■ **Try it**: When a line in the listing below contains the word "vitro", return a copy of that line.

■ **Working data**:
━━━━━━━━━━━━━━━━━━━━

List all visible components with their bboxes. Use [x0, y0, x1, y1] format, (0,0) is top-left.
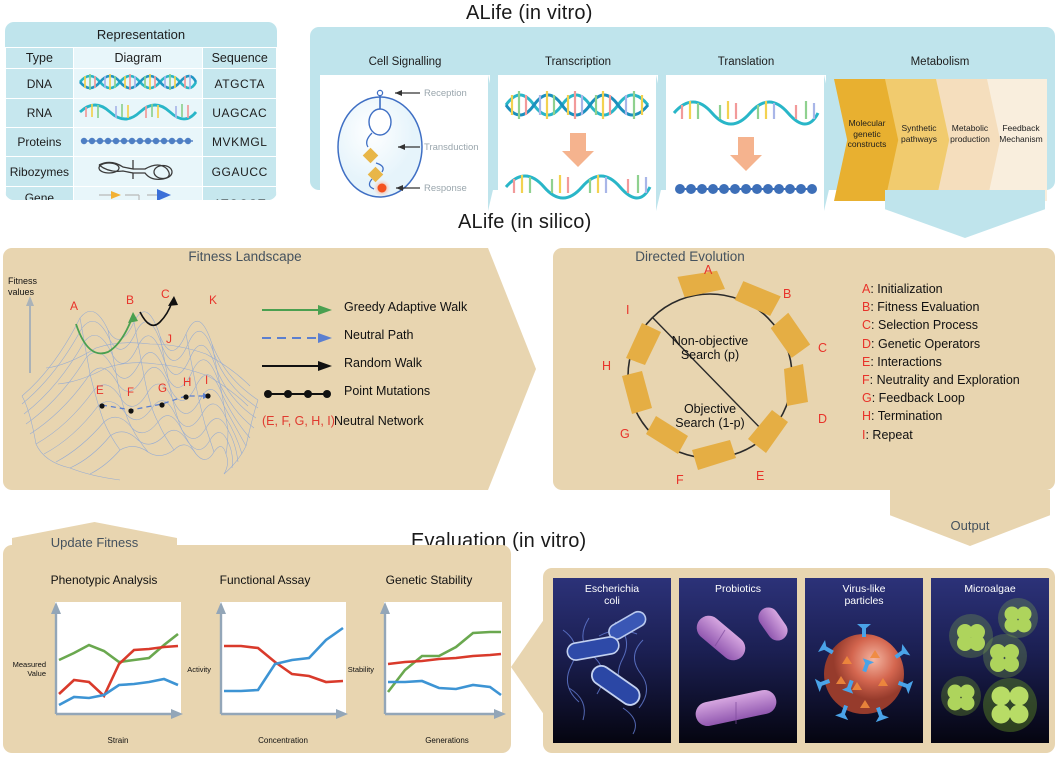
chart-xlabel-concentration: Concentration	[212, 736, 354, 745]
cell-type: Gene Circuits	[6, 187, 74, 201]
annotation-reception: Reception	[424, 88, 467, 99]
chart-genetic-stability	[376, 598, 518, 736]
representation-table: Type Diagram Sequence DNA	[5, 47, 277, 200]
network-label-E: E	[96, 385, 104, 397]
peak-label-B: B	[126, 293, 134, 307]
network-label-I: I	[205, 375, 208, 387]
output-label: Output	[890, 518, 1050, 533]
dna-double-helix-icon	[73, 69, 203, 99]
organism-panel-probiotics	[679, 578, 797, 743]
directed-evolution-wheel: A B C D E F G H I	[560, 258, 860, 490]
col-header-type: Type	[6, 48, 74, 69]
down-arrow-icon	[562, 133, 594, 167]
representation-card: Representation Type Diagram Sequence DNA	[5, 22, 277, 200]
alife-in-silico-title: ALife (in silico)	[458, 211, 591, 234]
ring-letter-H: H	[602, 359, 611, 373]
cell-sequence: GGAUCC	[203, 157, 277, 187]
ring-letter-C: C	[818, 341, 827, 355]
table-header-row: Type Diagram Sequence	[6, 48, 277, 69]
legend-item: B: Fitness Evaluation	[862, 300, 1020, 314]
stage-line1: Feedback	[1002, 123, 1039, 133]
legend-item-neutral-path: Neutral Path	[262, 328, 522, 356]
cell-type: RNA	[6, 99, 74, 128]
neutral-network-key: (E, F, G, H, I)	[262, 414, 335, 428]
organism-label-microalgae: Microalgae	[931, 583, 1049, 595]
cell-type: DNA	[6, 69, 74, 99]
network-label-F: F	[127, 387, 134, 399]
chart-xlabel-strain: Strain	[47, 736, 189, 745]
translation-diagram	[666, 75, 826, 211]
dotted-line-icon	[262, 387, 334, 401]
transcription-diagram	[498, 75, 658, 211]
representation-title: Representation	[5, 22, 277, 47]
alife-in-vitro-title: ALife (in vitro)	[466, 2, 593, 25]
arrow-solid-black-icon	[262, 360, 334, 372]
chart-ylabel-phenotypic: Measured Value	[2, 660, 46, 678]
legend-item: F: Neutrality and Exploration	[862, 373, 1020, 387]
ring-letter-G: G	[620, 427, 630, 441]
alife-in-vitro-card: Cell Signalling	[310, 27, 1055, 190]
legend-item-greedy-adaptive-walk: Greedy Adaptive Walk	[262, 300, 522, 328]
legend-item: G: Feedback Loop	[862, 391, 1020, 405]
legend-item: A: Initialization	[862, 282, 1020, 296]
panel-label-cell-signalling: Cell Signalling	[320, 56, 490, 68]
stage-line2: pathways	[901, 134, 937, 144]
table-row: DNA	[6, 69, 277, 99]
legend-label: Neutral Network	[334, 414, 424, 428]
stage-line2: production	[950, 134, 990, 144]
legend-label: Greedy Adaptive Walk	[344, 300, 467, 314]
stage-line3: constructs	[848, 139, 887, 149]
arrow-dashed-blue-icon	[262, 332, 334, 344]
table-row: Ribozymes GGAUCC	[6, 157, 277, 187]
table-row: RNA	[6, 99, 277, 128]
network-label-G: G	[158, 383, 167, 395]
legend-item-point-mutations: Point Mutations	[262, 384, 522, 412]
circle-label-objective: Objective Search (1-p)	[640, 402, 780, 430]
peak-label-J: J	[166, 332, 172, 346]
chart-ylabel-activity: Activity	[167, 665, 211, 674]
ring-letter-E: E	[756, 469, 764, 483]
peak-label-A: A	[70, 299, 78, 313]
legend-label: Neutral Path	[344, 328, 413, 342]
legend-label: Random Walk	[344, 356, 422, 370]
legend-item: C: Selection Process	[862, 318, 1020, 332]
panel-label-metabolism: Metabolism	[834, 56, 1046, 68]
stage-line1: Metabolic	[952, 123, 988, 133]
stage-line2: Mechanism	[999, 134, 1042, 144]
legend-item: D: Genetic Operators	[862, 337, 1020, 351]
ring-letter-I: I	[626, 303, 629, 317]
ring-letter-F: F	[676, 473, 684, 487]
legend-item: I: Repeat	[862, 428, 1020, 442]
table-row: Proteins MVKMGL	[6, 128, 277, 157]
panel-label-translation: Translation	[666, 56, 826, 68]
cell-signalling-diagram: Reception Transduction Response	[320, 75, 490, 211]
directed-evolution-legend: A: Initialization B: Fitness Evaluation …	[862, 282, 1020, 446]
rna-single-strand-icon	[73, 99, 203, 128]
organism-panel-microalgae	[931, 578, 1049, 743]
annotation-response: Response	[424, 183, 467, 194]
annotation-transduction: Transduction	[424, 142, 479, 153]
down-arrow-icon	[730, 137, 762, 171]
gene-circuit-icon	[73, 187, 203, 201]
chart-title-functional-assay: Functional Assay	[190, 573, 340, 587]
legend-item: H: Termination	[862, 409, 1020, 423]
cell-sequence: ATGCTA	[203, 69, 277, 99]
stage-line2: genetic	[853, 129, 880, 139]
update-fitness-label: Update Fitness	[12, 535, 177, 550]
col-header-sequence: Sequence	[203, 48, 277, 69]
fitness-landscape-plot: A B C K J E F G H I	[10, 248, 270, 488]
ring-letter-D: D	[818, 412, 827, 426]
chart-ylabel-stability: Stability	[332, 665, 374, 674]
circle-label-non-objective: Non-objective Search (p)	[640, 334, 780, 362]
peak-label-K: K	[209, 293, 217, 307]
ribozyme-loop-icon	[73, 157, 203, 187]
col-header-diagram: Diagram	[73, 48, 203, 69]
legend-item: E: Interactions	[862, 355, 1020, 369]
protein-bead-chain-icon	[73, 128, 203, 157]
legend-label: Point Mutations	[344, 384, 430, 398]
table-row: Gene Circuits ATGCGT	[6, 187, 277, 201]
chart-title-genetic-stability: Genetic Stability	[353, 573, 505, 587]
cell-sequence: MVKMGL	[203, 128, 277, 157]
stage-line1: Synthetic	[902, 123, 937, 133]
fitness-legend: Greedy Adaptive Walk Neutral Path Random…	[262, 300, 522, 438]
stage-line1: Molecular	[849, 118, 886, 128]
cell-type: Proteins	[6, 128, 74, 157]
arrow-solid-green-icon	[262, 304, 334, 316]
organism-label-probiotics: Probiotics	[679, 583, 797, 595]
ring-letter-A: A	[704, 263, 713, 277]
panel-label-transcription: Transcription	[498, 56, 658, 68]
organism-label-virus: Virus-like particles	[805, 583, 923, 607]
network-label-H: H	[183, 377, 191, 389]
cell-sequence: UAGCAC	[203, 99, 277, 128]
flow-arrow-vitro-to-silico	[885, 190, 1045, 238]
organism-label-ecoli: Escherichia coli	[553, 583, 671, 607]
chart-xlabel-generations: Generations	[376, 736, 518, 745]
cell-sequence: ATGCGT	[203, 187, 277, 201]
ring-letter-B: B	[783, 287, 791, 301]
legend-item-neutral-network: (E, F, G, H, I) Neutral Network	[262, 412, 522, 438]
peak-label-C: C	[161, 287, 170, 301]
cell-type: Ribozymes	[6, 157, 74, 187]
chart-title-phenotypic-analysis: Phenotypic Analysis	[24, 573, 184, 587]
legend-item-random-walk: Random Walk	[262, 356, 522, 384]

━━━━━━━━━━━━━━━━━━━━

■ **Written answer**:
alife-in-vitro-title: ALife (in vitro)	[466, 2, 593, 25]
alife-in-vitro-card: Cell Signalling	[310, 27, 1055, 190]
flow-arrow-vitro-to-silico	[885, 190, 1045, 238]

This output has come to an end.